======== Listed entries ========
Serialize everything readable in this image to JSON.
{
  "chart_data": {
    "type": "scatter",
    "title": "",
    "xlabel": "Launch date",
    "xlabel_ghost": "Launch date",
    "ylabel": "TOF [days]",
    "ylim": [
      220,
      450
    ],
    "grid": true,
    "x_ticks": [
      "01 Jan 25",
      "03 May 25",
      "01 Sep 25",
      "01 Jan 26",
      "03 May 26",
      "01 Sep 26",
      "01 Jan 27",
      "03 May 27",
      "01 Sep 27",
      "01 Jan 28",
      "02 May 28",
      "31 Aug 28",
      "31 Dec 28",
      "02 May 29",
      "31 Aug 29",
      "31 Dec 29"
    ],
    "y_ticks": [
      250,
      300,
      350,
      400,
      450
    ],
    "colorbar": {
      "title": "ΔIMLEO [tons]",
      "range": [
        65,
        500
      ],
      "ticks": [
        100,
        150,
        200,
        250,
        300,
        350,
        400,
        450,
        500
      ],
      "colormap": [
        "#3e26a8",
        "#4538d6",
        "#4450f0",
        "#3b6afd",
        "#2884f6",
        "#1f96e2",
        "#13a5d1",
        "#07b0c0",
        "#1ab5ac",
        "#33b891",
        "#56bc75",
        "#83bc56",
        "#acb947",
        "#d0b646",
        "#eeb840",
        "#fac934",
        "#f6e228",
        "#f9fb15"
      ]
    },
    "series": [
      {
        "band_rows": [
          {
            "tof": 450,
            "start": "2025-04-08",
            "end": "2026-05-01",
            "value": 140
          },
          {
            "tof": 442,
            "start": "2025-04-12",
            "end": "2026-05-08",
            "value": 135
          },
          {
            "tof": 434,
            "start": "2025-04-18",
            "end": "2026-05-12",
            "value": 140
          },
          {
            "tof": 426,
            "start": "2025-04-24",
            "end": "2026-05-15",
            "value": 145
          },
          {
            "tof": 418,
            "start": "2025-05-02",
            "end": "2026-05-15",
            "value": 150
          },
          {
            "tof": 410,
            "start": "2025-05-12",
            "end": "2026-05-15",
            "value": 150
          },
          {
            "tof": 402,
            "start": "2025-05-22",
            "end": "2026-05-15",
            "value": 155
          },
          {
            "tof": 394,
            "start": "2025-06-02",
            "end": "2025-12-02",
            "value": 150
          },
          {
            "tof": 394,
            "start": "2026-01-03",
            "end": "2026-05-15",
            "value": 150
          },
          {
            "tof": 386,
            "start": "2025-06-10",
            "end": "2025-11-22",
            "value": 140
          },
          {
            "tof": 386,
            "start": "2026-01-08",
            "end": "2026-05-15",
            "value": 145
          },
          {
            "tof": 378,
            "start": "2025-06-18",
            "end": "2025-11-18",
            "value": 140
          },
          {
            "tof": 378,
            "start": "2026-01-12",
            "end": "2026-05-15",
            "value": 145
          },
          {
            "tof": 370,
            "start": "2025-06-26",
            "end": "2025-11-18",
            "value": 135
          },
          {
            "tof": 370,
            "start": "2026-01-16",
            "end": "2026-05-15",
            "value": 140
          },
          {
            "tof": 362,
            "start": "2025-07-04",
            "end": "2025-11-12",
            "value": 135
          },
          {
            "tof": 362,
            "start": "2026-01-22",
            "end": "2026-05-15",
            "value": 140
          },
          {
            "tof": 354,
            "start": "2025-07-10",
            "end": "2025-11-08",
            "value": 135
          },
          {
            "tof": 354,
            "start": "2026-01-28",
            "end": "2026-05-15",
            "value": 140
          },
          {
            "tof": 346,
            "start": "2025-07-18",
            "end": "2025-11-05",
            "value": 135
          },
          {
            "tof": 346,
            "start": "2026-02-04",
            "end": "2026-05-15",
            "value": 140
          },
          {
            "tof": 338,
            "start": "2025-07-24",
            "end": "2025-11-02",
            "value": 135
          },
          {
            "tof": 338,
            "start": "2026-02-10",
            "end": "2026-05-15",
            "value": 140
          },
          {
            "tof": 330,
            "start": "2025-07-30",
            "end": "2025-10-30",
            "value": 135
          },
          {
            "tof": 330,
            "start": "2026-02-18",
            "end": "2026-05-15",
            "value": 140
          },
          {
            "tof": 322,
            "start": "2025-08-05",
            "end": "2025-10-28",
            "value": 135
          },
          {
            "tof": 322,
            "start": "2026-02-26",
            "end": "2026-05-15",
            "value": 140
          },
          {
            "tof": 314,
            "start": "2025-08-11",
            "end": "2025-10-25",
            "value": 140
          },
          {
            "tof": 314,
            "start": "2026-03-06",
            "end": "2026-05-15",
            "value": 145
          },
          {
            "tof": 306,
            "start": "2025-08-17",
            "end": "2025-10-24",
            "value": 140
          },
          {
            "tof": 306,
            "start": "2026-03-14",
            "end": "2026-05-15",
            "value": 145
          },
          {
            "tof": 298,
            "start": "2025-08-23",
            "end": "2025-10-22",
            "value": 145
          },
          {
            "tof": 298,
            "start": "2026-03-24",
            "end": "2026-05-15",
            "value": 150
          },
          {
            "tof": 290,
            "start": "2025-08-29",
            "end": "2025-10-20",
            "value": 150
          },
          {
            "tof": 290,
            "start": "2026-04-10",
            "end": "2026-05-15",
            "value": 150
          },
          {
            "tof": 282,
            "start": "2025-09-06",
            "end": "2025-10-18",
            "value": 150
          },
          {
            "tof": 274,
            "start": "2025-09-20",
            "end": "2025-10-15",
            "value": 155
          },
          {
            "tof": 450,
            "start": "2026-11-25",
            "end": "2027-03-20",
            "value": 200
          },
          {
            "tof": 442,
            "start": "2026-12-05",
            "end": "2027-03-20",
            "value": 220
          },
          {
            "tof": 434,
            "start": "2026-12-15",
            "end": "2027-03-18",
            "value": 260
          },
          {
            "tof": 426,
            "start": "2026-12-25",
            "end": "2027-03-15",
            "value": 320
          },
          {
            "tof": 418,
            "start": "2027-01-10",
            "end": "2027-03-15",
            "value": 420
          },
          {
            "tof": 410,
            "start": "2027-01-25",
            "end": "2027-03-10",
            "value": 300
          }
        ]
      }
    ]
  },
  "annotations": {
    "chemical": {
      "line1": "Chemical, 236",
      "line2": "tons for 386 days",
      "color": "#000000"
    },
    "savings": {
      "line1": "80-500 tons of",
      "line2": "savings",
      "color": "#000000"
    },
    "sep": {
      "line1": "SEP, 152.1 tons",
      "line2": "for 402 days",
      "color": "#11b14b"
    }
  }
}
========
* What is needed *
Copy the material above, line for line.

* Output of the exercise *
Serialize everything readable in this image to JSON.
{
  "chart_data": {
    "type": "scatter",
    "title": "",
    "xlabel": "Launch date",
    "xlabel_ghost": "Launch date",
    "ylabel": "TOF [days]",
    "ylim": [
      220,
      450
    ],
    "grid": true,
    "x_ticks": [
      "01 Jan 25",
      "03 May 25",
      "01 Sep 25",
      "01 Jan 26",
      "03 May 26",
      "01 Sep 26",
      "01 Jan 27",
      "03 May 27",
      "01 Sep 27",
      "01 Jan 28",
      "02 May 28",
      "31 Aug 28",
      "31 Dec 28",
      "02 May 29",
      "31 Aug 29",
      "31 Dec 29"
    ],
    "y_ticks": [
      250,
      300,
      350,
      400,
      450
    ],
    "colorbar": {
      "title": "ΔIMLEO [tons]",
      "range": [
        65,
        500
      ],
      "ticks": [
        100,
        150,
        200,
        250,
        300,
        350,
        400,
        450,
        500
      ],
      "colormap": [
        "#3e26a8",
        "#4538d6",
        "#4450f0",
        "#3b6afd",
        "#2884f6",
        "#1f96e2",
        "#13a5d1",
        "#07b0c0",
        "#1ab5ac",
        "#33b891",
        "#56bc75",
        "#83bc56",
        "#acb947",
        "#d0b646",
        "#eeb840",
        "#fac934",
        "#f6e228",
        "#f9fb15"
      ]
    },
    "series": [
      {
        "band_rows": [
          {
            "tof": 450,
            "start": "2025-04-08",
            "end": "2026-05-01",
            "value": 140
          },
          {
            "tof": 442,
            "start": "2025-04-12",
            "end": "2026-05-08",
            "value": 135
          },
          {
            "tof": 434,
            "start": "2025-04-18",
            "end": "2026-05-12",
            "value": 140
          },
          {
            "tof": 426,
            "start": "2025-04-24",
            "end": "2026-05-15",
            "value": 145
          },
          {
            "tof": 418,
            "start": "2025-05-02",
            "end": "2026-05-15",
            "value": 150
          },
          {
            "tof": 410,
            "start": "2025-05-12",
            "end": "2026-05-15",
            "value": 150
          },
          {
            "tof": 402,
            "start": "2025-05-22",
            "end": "2026-05-15",
            "value": 155
          },
          {
            "tof": 394,
            "start": "2025-06-02",
            "end": "2025-12-02",
            "value": 150
          },
          {
            "tof": 394,
            "start": "2026-01-03",
            "end": "2026-05-15",
            "value": 150
          },
          {
            "tof": 386,
            "start": "2025-06-10",
            "end": "2025-11-22",
            "value": 140
          },
          {
            "tof": 386,
            "start": "2026-01-08",
            "end": "2026-05-15",
            "value": 145
          },
          {
            "tof": 378,
            "start": "2025-06-18",
            "end": "2025-11-18",
            "value": 140
          },
          {
            "tof": 378,
            "start": "2026-01-12",
            "end": "2026-05-15",
            "value": 145
          },
          {
            "tof": 370,
            "start": "2025-06-26",
            "end": "2025-11-18",
            "value": 135
          },
          {
            "tof": 370,
            "start": "2026-01-16",
            "end": "2026-05-15",
            "value": 140
          },
          {
            "tof": 362,
            "start": "2025-07-04",
            "end": "2025-11-12",
            "value": 135
          },
          {
            "tof": 362,
            "start": "2026-01-22",
            "end": "2026-05-15",
            "value": 140
          },
          {
            "tof": 354,
            "start": "2025-07-10",
            "end": "2025-11-08",
            "value": 135
          },
          {
            "tof": 354,
            "start": "2026-01-28",
            "end": "2026-05-15",
            "value": 140
          },
          {
            "tof": 346,
            "start": "2025-07-18",
            "end": "2025-11-05",
            "value": 135
          },
          {
            "tof": 346,
            "start": "2026-02-04",
            "end": "2026-05-15",
            "value": 140
          },
          {
            "tof": 338,
            "start": "2025-07-24",
            "end": "2025-11-02",
            "value": 135
          },
          {
            "tof": 338,
            "start": "2026-02-10",
            "end": "2026-05-15",
            "value": 140
          },
          {
            "tof": 330,
            "start": "2025-07-30",
            "end": "2025-10-30",
            "value": 135
          },
          {
            "tof": 330,
            "start": "2026-02-18",
            "end": "2026-05-15",
            "value": 140
          },
          {
            "tof": 322,
            "start": "2025-08-05",
            "end": "2025-10-28",
            "value": 135
          },
          {
            "tof": 322,
            "start": "2026-02-26",
            "end": "2026-05-15",
            "value": 140
          },
          {
            "tof": 314,
            "start": "2025-08-11",
            "end": "2025-10-25",
            "value": 140
          },
          {
            "tof": 314,
            "start": "2026-03-06",
            "end": "2026-05-15",
            "value": 145
          },
          {
            "tof": 306,
            "start": "2025-08-17",
            "end": "2025-10-24",
            "value": 140
          },
          {
            "tof": 306,
            "start": "2026-03-14",
            "end": "2026-05-15",
            "value": 145
          },
          {
            "tof": 298,
            "start": "2025-08-23",
            "end": "2025-10-22",
            "value": 145
          },
          {
            "tof": 298,
            "start": "2026-03-24",
            "end": "2026-05-15",
            "value": 150
          },
          {
            "tof": 290,
            "start": "2025-08-29",
            "end": "2025-10-20",
            "value": 150
          },
          {
            "tof": 290,
            "start": "2026-04-10",
            "end": "2026-05-15",
            "value": 150
          },
          {
            "tof": 282,
            "start": "2025-09-06",
            "end": "2025-10-18",
            "value": 150
          },
          {
            "tof": 274,
            "start": "2025-09-20",
            "end": "2025-10-15",
            "value": 155
          },
          {
            "tof": 450,
            "start": "2026-11-25",
            "end": "2027-03-20",
            "value": 200
          },
          {
            "tof": 442,
            "start": "2026-12-05",
            "end": "2027-03-20",
            "value": 220
          },
          {
            "tof": 434,
            "start": "2026-12-15",
            "end": "2027-03-18",
            "value": 260
          },
          {
            "tof": 426,
            "start": "2026-12-25",
            "end": "2027-03-15",
            "value": 320
          },
          {
            "tof": 418,
            "start": "2027-01-10",
            "end": "2027-03-15",
            "value": 420
          },
          {
            "tof": 410,
            "start": "2027-01-25",
            "end": "2027-03-10",
            "value": 300
          }
        ]
      }
    ]
  },
  "annotations": {
    "chemical": {
      "line1": "Chemical, 236",
      "line2": "tons for 386 days",
      "color": "#000000"
    },
    "savings": {
      "line1": "80-500 tons of",
      "line2": "savings",
      "color": "#000000"
    },
    "sep": {
      "line1": "SEP, 152.1 tons",
      "line2": "for 402 days",
      "color": "#11b14b"
    }
  }
}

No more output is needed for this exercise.